START Dataset entries

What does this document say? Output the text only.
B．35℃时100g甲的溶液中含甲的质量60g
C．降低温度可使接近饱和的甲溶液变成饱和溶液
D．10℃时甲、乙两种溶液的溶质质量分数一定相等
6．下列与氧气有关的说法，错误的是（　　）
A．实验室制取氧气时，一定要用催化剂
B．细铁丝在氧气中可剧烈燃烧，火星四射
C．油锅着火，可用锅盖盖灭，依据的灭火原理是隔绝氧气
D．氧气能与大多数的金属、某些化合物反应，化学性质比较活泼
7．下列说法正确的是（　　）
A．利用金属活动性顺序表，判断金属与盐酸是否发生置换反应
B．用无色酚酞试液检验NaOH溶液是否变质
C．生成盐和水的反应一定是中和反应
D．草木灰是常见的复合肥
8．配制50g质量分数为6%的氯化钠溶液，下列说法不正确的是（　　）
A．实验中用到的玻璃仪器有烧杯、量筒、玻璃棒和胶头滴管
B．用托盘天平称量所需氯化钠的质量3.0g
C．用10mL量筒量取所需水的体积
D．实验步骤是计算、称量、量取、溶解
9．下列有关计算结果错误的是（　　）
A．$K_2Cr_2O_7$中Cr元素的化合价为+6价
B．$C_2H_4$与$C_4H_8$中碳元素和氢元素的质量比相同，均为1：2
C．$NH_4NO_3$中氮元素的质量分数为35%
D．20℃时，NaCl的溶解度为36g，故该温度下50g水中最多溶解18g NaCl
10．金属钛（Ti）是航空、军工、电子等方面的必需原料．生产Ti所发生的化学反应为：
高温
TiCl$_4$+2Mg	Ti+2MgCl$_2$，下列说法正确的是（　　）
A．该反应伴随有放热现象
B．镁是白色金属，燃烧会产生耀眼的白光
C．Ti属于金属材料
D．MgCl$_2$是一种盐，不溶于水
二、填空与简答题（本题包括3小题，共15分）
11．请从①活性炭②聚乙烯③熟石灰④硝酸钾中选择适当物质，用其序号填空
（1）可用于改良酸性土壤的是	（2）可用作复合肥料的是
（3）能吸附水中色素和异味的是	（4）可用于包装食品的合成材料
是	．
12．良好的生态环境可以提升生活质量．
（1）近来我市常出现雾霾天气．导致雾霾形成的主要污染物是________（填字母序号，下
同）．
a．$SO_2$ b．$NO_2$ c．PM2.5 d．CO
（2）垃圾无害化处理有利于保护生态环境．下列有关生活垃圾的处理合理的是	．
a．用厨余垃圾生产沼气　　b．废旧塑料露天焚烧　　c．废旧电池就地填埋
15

END Dataset entries

§ Brief:
Find the lines above that contain the word "下列说法正确的是" and collect them.

§ Solution to the exercise:
7．下列说法正确的是（　　）
TiCl$_4$+2Mg	Ti+2MgCl$_2$，下列说法正确的是（　　）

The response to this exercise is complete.